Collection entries
☆ ☆ ☆ ☆ ☆

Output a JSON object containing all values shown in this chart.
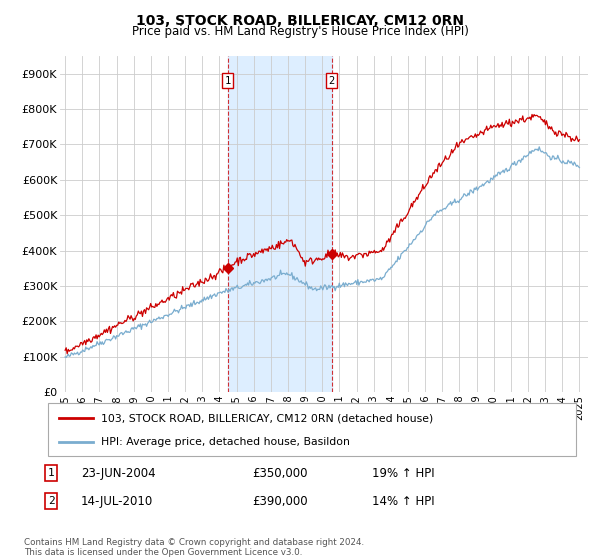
{
  "title": "103, STOCK ROAD, BILLERICAY, CM12 0RN",
  "subtitle": "Price paid vs. HM Land Registry's House Price Index (HPI)",
  "ylim": [
    0,
    950000
  ],
  "yticks": [
    0,
    100000,
    200000,
    300000,
    400000,
    500000,
    600000,
    700000,
    800000,
    900000
  ],
  "ytick_labels": [
    "£0",
    "£100K",
    "£200K",
    "£300K",
    "£400K",
    "£500K",
    "£600K",
    "£700K",
    "£800K",
    "£900K"
  ],
  "line1_color": "#cc0000",
  "line2_color": "#7aadcf",
  "shade_color": "#ddeeff",
  "marker1_x": 2004.48,
  "marker1_y": 350000,
  "marker2_x": 2010.54,
  "marker2_y": 390000,
  "marker1_label": "1",
  "marker2_label": "2",
  "annotation1_date": "23-JUN-2004",
  "annotation1_price": "£350,000",
  "annotation1_hpi": "19% ↑ HPI",
  "annotation2_date": "14-JUL-2010",
  "annotation2_price": "£390,000",
  "annotation2_hpi": "14% ↑ HPI",
  "legend_line1": "103, STOCK ROAD, BILLERICAY, CM12 0RN (detached house)",
  "legend_line2": "HPI: Average price, detached house, Basildon",
  "footer": "Contains HM Land Registry data © Crown copyright and database right 2024.\nThis data is licensed under the Open Government Licence v3.0.",
  "xtick_years": [
    1995,
    1996,
    1997,
    1998,
    1999,
    2000,
    2001,
    2002,
    2003,
    2004,
    2005,
    2006,
    2007,
    2008,
    2009,
    2010,
    2011,
    2012,
    2013,
    2014,
    2015,
    2016,
    2017,
    2018,
    2019,
    2020,
    2021,
    2022,
    2023,
    2024,
    2025
  ]
}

☆ ☆ ☆ ☆ ☆

WRITTEN EXERCISE
Working from the lines above, reproduce the material exactly and exclude its pictures.

RESULT FOR THIS EXERCISE
Output a JSON object containing all values shown in this chart.
{
  "title": "103, STOCK ROAD, BILLERICAY, CM12 0RN",
  "subtitle": "Price paid vs. HM Land Registry's House Price Index (HPI)",
  "ylim": [
    0,
    950000
  ],
  "yticks": [
    0,
    100000,
    200000,
    300000,
    400000,
    500000,
    600000,
    700000,
    800000,
    900000
  ],
  "ytick_labels": [
    "£0",
    "£100K",
    "£200K",
    "£300K",
    "£400K",
    "£500K",
    "£600K",
    "£700K",
    "£800K",
    "£900K"
  ],
  "line1_color": "#cc0000",
  "line2_color": "#7aadcf",
  "shade_color": "#ddeeff",
  "marker1_x": 2004.48,
  "marker1_y": 350000,
  "marker2_x": 2010.54,
  "marker2_y": 390000,
  "marker1_label": "1",
  "marker2_label": "2",
  "annotation1_date": "23-JUN-2004",
  "annotation1_price": "£350,000",
  "annotation1_hpi": "19% ↑ HPI",
  "annotation2_date": "14-JUL-2010",
  "annotation2_price": "£390,000",
  "annotation2_hpi": "14% ↑ HPI",
  "legend_line1": "103, STOCK ROAD, BILLERICAY, CM12 0RN (detached house)",
  "legend_line2": "HPI: Average price, detached house, Basildon",
  "footer": "Contains HM Land Registry data © Crown copyright and database right 2024.\nThis data is licensed under the Open Government Licence v3.0.",
  "xtick_years": [
    1995,
    1996,
    1997,
    1998,
    1999,
    2000,
    2001,
    2002,
    2003,
    2004,
    2005,
    2006,
    2007,
    2008,
    2009,
    2010,
    2011,
    2012,
    2013,
    2014,
    2015,
    2016,
    2017,
    2018,
    2019,
    2020,
    2021,
    2022,
    2023,
    2024,
    2025
  ]
}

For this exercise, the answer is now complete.